> **Entries supplied**:
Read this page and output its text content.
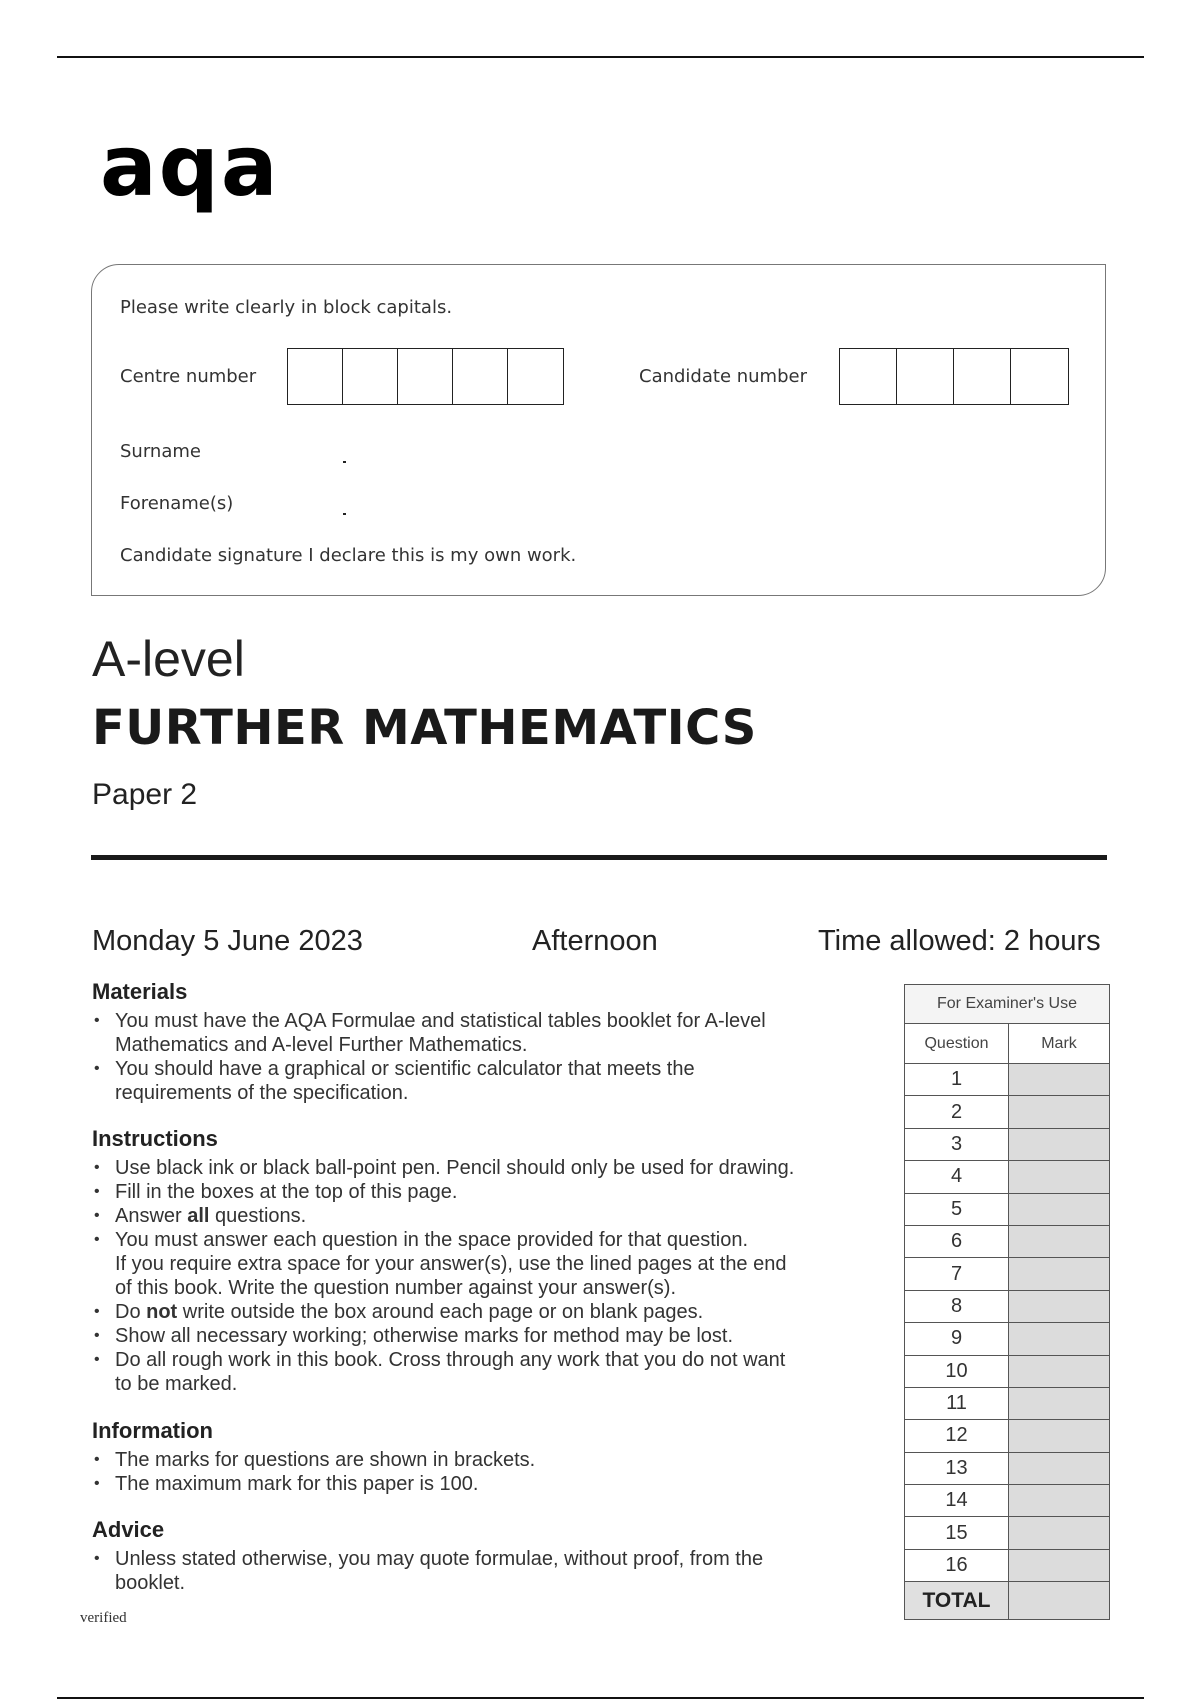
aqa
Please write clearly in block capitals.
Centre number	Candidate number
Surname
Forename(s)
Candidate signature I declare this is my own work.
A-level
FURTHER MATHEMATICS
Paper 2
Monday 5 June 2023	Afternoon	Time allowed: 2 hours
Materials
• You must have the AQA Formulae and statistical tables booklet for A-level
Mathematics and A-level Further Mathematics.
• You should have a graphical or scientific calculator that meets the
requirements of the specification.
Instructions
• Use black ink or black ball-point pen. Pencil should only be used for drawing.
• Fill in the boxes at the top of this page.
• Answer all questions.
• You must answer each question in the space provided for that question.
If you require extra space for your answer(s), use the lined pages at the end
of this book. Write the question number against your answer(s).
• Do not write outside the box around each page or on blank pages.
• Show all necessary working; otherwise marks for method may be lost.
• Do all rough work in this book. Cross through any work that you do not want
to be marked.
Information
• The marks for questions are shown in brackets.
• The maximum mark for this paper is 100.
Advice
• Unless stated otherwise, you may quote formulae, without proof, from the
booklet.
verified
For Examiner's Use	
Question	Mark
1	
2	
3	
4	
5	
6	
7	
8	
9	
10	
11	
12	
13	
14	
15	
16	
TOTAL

==

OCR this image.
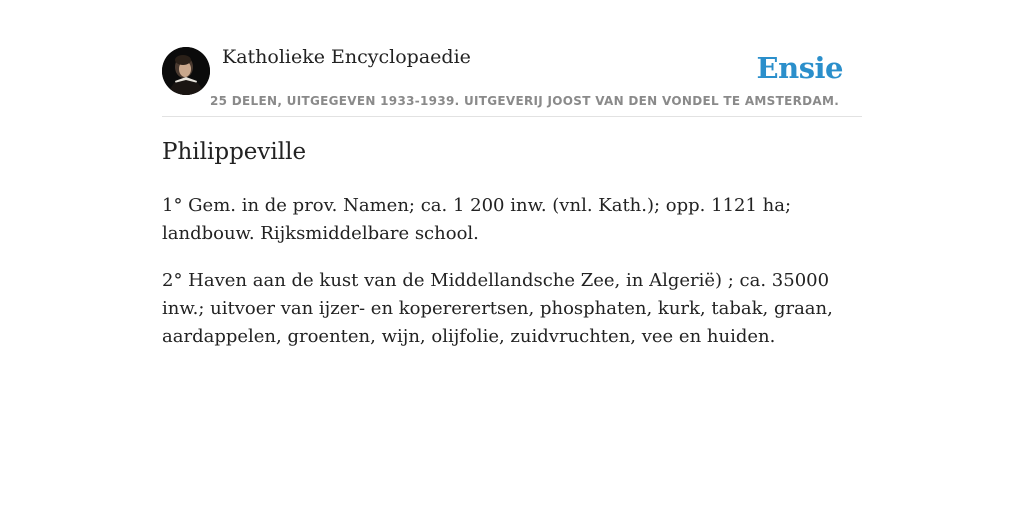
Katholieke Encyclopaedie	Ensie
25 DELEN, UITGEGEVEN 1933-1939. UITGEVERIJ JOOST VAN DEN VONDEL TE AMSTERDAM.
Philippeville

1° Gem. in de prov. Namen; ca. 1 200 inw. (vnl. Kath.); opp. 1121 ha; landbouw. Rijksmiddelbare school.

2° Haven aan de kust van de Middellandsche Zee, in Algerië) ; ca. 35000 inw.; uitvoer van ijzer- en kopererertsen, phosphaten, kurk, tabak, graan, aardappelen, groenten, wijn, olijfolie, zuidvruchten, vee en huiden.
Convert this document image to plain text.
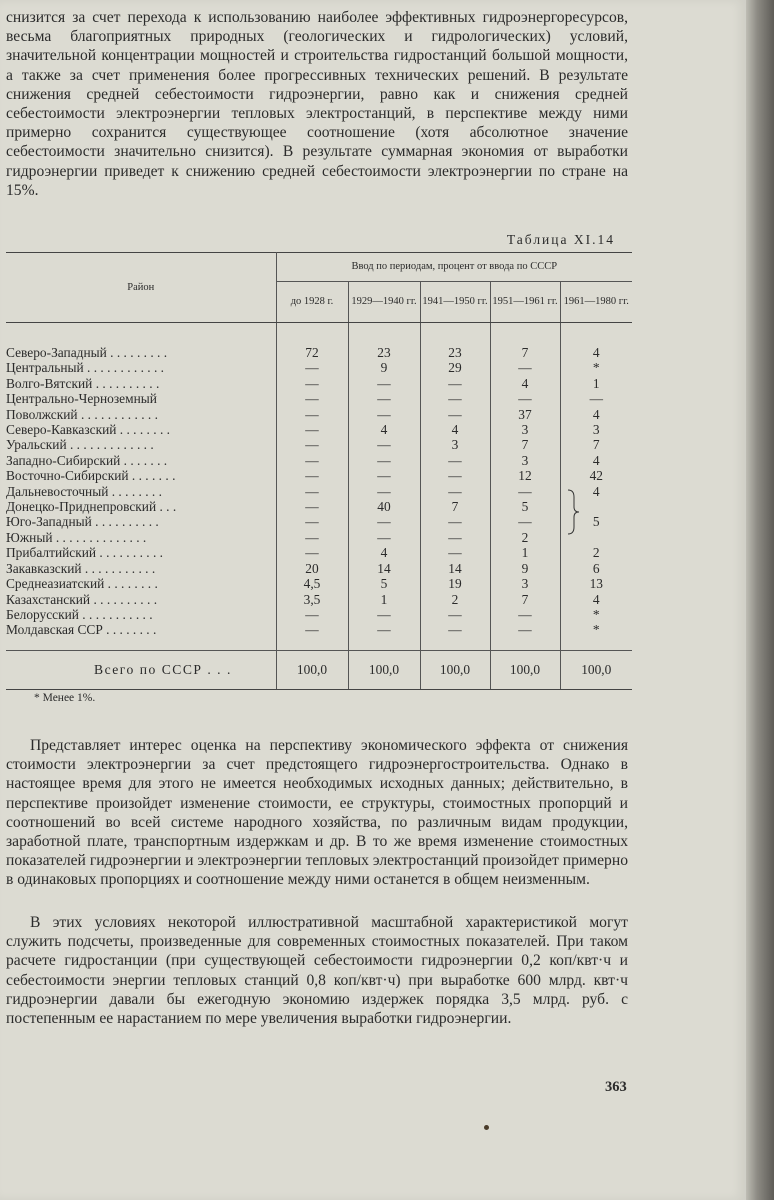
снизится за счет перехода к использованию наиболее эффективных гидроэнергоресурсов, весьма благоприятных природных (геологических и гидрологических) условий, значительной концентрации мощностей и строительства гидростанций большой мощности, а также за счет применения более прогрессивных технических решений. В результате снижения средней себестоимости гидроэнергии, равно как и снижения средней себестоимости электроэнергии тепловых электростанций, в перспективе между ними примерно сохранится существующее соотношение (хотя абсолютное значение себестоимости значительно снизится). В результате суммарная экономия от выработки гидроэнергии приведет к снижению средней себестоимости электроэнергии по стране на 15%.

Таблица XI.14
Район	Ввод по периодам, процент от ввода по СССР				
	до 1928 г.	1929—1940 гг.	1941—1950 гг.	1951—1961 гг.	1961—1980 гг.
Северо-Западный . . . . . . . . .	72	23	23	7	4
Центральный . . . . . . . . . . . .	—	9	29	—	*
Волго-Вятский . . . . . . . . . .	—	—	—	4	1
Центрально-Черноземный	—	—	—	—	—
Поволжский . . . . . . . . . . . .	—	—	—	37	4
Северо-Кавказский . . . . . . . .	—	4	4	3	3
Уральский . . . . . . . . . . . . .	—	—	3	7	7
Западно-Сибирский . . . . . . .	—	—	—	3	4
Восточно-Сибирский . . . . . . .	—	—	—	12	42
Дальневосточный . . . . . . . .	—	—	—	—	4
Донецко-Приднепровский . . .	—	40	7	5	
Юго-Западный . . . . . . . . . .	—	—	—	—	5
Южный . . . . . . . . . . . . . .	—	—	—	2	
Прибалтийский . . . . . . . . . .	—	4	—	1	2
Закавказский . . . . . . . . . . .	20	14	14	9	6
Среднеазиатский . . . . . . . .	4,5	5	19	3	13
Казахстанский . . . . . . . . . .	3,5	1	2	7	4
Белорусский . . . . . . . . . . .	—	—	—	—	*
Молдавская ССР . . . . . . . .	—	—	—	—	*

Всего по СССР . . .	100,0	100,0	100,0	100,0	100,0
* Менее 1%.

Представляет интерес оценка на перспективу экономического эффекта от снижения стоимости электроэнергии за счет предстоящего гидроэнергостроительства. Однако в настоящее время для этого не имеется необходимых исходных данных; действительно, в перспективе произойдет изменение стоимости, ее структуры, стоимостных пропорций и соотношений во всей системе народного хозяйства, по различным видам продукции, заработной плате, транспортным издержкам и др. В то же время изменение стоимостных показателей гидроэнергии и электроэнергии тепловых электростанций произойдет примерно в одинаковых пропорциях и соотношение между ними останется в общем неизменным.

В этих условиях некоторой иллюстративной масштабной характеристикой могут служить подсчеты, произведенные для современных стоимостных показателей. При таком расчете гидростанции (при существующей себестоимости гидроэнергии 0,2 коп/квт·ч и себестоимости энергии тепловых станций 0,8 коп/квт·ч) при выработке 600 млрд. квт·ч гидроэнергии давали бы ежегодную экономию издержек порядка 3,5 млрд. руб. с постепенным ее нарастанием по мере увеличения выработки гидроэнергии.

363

> **Exercise goal**:
In the records above, locate the lines holding the word "между". Copy each of them.

> **Output**:
снизится за счет перехода к использованию наиболее эффективных гидроэнергоресурсов, весьма благоприятных природных (геологических и гидрологических) условий, значительной концентрации мощностей и строительства гидростанций большой мощности, а также за счет применения более прогрессивных технических решений. В результате снижения средней себестоимости гидроэнергии, равно как и снижения средней себестоимости электроэнергии тепловых электростанций, в перспективе между ними примерно сохранится существующее соотношение (хотя абсолютное значение себестоимости значительно снизится). В результате суммарная экономия от выработки гидроэнергии приведет к снижению средней себестоимости электроэнергии по стране на 15%.
Представляет интерес оценка на перспективу экономического эффекта от снижения стоимости электроэнергии за счет предстоящего гидроэнергостроительства. Однако в настоящее время для этого не имеется необходимых исходных данных; действительно, в перспективе произойдет изменение стоимости, ее структуры, стоимостных пропорций и соотношений во всей системе народного хозяйства, по различным видам продукции, заработной плате, транспортным издержкам и др. В то же время изменение стоимостных показателей гидроэнергии и электроэнергии тепловых электростанций произойдет примерно в одинаковых пропорциях и соотношение между ними останется в общем неизменным.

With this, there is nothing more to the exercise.